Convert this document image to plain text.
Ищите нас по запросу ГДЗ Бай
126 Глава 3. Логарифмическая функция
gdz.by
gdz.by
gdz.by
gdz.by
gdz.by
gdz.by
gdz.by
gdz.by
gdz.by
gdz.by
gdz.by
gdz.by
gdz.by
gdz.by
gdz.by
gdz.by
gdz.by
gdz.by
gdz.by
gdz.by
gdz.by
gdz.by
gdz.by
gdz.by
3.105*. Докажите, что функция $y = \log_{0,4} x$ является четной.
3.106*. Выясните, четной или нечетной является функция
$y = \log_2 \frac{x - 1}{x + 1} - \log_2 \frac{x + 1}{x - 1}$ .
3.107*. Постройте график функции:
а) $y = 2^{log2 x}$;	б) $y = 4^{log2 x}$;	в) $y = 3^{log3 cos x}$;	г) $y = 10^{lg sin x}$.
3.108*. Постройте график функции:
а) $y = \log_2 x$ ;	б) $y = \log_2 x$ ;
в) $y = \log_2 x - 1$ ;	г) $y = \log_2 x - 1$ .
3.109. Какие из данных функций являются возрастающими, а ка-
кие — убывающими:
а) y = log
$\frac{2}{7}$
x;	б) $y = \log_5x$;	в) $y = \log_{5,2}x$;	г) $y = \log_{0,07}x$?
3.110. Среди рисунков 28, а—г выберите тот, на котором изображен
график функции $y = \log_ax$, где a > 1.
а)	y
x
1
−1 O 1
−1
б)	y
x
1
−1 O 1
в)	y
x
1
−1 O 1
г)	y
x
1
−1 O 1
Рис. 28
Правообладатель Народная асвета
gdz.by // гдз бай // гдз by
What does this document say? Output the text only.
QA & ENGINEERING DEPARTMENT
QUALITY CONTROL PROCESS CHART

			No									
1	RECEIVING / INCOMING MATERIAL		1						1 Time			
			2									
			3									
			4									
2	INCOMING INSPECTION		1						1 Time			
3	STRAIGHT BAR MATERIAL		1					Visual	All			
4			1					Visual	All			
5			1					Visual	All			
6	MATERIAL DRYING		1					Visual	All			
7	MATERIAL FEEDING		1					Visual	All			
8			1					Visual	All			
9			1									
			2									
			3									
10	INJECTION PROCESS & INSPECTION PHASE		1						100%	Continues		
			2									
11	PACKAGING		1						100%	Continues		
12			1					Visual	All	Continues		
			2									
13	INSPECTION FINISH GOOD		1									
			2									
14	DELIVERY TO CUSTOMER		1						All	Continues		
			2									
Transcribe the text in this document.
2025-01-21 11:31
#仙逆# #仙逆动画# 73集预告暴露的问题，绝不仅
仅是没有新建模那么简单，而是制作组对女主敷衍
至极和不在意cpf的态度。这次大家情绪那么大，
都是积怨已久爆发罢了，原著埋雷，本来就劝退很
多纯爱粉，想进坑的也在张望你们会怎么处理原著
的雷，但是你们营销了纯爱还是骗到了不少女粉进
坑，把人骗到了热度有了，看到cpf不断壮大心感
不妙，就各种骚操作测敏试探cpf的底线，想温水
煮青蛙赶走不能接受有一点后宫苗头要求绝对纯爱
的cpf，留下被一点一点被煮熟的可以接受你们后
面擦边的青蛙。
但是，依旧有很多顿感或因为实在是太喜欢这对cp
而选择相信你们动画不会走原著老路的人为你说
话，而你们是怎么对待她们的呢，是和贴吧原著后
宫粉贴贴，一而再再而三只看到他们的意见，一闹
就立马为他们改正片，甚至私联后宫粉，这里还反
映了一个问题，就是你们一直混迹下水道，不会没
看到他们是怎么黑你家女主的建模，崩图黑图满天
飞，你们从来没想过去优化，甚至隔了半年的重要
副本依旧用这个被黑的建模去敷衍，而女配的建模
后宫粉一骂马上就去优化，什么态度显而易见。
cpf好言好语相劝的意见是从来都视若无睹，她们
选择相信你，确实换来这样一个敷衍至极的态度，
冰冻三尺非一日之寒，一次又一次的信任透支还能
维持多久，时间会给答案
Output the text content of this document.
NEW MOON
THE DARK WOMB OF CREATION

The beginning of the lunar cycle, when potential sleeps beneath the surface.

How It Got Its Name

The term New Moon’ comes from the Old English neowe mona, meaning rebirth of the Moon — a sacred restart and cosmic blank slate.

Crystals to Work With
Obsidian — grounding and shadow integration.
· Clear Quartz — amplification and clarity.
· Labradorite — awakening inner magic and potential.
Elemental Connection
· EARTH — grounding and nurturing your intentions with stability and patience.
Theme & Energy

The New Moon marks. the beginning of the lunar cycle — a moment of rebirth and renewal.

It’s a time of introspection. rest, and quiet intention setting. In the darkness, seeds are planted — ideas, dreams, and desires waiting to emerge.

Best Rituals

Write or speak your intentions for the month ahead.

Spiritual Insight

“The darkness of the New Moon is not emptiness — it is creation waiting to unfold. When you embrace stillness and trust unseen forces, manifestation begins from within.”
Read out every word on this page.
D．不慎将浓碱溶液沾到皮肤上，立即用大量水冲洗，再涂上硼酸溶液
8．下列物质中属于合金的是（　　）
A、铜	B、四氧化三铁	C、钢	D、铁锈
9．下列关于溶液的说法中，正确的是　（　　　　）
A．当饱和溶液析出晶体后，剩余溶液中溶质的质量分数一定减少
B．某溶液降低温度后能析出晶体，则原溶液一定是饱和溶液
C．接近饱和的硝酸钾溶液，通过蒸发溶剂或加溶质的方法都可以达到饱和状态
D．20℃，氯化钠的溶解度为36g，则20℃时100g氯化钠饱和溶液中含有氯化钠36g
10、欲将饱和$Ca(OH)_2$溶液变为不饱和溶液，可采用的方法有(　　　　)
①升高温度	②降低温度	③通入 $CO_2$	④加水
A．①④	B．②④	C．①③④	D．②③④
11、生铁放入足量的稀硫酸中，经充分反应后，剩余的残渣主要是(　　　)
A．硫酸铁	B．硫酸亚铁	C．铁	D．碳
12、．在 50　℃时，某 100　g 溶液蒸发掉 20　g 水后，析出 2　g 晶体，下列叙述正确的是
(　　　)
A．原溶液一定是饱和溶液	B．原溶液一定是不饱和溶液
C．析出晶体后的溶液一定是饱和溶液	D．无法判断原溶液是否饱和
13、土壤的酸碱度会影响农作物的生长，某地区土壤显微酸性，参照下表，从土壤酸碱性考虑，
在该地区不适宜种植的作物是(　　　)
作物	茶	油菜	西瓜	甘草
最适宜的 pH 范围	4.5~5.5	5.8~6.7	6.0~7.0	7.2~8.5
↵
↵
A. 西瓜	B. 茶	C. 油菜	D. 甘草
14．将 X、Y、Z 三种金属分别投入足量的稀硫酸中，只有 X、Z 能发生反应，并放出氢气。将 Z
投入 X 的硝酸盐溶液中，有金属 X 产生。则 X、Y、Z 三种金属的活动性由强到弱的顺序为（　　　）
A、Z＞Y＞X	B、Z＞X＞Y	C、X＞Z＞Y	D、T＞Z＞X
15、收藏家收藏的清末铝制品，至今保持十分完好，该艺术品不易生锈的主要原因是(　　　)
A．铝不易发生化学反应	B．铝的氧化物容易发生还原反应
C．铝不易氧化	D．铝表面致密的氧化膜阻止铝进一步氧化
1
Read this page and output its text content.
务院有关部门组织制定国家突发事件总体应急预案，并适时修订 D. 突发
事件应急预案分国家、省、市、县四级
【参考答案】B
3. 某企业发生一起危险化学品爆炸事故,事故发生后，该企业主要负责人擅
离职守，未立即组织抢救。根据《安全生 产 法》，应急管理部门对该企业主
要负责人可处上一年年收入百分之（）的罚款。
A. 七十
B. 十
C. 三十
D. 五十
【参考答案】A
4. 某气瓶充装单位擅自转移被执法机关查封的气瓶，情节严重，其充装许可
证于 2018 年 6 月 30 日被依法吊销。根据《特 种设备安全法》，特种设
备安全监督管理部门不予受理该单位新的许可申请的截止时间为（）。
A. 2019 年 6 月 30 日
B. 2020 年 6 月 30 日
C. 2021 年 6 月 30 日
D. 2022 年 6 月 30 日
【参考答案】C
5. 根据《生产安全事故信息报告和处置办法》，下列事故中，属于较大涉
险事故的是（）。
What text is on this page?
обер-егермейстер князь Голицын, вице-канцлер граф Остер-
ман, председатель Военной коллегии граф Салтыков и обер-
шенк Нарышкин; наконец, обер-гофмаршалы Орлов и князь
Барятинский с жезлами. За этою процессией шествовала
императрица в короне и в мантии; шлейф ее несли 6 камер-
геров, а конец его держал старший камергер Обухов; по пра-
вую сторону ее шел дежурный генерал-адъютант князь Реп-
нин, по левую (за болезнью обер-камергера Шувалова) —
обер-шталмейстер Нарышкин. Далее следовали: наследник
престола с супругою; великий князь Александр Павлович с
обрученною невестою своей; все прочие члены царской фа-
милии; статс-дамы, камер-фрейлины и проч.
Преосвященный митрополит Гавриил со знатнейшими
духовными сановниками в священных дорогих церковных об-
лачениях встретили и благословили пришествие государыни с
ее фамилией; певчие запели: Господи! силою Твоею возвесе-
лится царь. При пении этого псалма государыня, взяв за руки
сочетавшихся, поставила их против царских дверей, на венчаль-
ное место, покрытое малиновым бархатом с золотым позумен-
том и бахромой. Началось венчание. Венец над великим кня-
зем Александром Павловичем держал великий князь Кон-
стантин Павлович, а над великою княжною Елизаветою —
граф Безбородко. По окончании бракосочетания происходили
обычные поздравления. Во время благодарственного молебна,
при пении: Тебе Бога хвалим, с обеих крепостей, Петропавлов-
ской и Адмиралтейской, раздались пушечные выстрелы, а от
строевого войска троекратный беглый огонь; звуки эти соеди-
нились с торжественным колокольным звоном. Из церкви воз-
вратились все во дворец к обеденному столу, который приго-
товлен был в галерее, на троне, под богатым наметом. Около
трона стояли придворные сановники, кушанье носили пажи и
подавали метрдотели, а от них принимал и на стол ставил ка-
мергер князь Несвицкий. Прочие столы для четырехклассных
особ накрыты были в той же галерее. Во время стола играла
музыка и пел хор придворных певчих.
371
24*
**********
Go through the listing above and work out how many lines contain the string "Continues". Reply with the number alone.

4